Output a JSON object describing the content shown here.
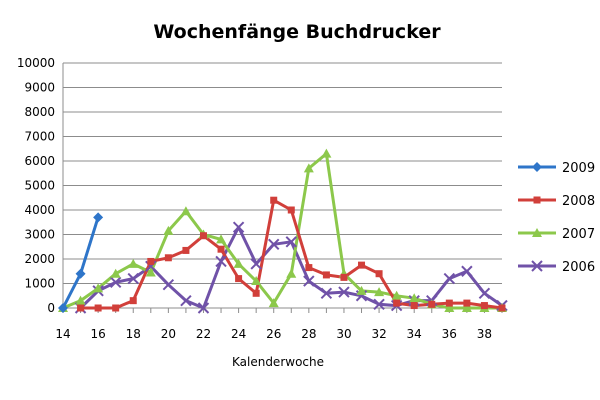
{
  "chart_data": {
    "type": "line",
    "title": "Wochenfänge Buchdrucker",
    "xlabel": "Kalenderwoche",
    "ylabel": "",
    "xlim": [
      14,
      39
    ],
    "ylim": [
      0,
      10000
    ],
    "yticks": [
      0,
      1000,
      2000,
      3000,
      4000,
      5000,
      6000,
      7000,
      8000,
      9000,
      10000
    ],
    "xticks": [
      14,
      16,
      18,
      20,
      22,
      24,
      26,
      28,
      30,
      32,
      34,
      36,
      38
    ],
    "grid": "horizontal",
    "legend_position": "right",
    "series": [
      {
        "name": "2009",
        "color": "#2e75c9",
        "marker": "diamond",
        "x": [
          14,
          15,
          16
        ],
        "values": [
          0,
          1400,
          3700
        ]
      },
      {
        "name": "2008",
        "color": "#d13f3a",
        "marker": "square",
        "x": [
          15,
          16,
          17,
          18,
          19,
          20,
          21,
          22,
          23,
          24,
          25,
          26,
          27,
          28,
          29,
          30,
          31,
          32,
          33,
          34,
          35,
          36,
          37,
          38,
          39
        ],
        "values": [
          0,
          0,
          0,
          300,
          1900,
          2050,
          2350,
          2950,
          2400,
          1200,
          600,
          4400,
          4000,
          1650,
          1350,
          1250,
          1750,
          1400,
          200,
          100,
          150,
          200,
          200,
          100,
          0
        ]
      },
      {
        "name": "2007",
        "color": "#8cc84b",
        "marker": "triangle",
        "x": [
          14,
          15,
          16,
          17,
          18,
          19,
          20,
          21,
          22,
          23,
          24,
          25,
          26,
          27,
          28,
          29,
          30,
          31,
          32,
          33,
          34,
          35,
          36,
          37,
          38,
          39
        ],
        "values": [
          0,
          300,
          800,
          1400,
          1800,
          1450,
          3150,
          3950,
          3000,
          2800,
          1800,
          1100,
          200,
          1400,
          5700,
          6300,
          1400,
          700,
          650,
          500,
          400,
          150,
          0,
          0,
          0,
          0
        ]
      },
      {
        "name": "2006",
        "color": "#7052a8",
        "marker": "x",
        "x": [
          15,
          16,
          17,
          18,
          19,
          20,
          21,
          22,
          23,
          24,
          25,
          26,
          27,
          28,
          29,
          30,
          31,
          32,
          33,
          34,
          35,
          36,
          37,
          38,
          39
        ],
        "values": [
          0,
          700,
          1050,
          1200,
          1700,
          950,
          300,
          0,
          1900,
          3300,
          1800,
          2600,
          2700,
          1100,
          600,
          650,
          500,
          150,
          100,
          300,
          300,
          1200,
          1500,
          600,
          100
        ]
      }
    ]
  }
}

▸ **TASK INSTRUCTIONS**
Copy every line above that holds the word "name".

▸ **REPLY TO THE EXERCISE**
        "name": "2009",
        "name": "2008",
        "name": "2007",
        "name": "2006",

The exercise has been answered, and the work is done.